[Records from a data collection]
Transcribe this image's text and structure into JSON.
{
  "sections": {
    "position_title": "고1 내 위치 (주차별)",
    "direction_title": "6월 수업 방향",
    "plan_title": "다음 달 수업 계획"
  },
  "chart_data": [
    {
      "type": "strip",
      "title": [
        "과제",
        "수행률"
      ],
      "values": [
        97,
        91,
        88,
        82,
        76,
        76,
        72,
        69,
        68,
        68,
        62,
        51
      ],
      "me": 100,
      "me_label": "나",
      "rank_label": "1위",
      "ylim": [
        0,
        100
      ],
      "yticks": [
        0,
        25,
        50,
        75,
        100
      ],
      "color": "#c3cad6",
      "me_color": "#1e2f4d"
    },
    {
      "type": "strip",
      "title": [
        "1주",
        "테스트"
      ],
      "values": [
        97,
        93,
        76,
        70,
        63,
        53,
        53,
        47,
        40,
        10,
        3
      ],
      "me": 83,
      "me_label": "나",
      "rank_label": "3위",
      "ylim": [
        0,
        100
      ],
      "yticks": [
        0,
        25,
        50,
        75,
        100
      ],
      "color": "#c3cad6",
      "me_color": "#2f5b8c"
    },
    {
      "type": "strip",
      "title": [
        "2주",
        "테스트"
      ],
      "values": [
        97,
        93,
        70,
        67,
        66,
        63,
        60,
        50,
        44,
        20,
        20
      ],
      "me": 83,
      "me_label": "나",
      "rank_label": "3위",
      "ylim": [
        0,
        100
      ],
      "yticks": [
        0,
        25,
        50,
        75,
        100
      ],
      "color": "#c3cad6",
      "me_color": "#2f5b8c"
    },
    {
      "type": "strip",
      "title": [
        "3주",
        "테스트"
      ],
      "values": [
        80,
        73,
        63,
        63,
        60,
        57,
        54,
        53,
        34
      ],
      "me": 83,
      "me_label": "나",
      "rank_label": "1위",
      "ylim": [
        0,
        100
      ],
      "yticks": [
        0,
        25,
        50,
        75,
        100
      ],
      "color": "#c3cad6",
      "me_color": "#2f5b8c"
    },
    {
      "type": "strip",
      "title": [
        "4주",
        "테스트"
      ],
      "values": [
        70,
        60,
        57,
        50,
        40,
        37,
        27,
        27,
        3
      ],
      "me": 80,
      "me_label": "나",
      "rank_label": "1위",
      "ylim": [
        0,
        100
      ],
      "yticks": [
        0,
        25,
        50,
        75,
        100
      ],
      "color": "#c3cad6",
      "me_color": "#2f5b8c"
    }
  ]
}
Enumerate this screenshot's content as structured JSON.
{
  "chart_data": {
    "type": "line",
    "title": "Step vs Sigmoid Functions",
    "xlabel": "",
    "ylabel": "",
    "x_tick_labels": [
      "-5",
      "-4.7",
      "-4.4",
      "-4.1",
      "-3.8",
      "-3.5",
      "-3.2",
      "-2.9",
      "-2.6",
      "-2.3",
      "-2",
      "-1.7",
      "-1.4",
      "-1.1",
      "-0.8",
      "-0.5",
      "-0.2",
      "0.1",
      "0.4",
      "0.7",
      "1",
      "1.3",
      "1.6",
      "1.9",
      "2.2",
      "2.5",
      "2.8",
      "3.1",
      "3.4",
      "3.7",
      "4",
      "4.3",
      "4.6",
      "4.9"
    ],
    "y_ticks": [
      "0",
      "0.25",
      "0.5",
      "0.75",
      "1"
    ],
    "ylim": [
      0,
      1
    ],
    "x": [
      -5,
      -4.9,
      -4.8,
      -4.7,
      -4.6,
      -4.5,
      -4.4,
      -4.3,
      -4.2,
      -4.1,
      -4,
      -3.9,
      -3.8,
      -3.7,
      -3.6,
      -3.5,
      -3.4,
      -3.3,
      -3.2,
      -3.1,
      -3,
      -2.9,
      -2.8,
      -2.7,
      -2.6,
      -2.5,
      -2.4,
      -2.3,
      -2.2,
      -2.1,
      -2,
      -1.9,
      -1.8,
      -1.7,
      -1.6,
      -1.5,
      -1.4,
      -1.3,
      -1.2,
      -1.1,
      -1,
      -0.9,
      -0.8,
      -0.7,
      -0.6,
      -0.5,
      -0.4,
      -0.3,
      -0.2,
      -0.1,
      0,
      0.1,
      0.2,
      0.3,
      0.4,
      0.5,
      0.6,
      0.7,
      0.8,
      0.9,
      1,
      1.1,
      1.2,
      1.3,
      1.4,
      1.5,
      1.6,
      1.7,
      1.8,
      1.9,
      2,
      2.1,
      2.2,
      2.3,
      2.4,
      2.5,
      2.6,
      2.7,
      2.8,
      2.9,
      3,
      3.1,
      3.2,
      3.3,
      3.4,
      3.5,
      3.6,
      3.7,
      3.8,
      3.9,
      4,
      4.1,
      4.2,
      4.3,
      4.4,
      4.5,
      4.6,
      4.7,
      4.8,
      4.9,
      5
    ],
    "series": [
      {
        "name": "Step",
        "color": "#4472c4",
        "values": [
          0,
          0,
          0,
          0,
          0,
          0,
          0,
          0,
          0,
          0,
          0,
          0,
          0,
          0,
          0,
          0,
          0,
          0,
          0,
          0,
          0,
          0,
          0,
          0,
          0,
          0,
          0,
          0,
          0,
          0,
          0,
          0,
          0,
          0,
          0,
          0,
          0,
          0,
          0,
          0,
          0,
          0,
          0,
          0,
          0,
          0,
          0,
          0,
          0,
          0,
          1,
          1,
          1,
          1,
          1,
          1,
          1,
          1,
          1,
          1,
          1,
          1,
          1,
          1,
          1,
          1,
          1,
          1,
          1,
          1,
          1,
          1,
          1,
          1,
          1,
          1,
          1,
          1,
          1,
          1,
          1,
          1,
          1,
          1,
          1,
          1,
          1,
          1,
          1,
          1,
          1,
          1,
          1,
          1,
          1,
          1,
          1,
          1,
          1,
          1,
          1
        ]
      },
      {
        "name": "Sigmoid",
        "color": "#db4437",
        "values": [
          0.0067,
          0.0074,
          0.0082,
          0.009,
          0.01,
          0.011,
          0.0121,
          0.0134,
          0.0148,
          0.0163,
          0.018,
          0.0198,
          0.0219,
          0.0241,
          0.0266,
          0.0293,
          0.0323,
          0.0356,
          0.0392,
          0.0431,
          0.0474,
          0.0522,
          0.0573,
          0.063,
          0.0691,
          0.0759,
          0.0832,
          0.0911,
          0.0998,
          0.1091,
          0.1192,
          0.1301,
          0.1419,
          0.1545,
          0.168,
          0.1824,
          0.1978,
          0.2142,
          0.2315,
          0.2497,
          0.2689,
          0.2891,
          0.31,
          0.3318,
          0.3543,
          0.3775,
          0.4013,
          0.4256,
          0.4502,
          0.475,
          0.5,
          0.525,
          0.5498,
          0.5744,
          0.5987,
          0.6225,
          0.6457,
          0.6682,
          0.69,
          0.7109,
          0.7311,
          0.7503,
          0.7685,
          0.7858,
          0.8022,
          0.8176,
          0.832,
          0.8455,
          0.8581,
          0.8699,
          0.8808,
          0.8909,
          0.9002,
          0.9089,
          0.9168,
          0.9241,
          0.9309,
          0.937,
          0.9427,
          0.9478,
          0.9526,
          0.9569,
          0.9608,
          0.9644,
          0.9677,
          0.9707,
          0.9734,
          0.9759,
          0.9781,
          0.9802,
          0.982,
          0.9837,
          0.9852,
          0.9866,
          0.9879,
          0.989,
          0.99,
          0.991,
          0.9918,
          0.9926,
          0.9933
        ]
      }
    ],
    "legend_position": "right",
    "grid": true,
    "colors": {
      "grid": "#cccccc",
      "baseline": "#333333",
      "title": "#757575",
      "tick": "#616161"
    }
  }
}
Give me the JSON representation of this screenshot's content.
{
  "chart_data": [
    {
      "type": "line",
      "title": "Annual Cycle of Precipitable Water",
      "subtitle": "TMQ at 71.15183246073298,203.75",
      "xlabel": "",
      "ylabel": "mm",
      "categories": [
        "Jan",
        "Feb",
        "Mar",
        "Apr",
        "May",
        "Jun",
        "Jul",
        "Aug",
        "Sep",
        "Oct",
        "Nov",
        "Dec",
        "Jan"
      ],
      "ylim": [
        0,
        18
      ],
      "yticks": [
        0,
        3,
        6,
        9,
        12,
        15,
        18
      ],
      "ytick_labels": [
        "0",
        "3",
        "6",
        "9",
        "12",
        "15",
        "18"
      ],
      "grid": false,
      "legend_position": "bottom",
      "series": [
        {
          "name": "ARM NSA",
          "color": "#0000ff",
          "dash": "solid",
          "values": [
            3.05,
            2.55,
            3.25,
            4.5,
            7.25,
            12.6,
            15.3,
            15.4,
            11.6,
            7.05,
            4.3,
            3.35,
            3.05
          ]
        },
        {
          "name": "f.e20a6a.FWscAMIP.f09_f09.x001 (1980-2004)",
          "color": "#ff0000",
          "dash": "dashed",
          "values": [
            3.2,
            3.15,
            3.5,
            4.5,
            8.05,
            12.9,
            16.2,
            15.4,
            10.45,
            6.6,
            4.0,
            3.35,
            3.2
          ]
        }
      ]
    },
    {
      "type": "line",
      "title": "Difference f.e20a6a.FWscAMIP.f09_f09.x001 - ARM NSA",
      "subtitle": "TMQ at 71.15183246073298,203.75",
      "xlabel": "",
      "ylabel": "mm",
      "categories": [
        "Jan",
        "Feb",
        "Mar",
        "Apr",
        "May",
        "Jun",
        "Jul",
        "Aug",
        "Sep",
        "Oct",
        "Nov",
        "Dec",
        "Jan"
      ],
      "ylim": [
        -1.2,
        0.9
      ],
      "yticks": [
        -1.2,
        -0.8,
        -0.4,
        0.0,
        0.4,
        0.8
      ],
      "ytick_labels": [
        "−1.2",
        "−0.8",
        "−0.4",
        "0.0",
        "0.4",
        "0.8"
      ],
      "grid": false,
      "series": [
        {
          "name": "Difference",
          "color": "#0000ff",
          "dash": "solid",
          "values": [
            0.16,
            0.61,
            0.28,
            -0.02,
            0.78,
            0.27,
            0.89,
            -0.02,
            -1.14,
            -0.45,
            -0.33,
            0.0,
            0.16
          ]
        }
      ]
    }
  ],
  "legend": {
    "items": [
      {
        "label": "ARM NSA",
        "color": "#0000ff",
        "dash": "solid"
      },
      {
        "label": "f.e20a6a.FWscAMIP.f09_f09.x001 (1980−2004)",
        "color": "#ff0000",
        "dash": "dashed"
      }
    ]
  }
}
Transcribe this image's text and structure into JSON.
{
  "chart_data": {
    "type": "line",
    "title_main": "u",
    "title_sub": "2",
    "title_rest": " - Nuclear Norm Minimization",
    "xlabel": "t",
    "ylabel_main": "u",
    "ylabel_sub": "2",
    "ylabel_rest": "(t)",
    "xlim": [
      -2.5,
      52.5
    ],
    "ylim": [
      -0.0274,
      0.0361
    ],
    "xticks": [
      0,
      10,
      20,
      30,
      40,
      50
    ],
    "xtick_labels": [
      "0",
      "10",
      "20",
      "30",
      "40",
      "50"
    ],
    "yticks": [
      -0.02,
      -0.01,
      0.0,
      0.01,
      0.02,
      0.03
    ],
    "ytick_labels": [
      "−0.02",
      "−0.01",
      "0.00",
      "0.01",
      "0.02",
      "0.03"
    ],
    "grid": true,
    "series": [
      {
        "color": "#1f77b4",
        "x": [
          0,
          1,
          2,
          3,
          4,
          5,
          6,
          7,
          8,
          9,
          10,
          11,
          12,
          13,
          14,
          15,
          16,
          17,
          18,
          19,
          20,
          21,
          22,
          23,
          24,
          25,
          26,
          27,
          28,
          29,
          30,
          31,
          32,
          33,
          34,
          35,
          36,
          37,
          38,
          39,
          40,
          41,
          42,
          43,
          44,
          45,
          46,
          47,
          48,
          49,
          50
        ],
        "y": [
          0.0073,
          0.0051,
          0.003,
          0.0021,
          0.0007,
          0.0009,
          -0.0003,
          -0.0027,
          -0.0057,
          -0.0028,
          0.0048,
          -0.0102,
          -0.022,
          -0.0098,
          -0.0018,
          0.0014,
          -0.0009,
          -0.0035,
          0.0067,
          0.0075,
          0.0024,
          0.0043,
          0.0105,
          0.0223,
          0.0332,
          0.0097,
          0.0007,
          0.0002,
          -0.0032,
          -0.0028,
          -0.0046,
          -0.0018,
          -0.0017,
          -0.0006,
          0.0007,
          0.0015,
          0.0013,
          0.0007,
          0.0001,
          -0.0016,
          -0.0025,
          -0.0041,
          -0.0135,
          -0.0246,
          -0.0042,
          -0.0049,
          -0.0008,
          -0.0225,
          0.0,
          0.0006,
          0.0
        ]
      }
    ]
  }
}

**Exercise brief**. Show every line of the listing in which the string "JSON" can be found.

**Expected answer**.
Transcribe this image's text and structure into JSON.
Enumerate this screenshot's content as structured JSON.
Give me the JSON representation of this screenshot's content.
Transcribe this image's text and structure into JSON.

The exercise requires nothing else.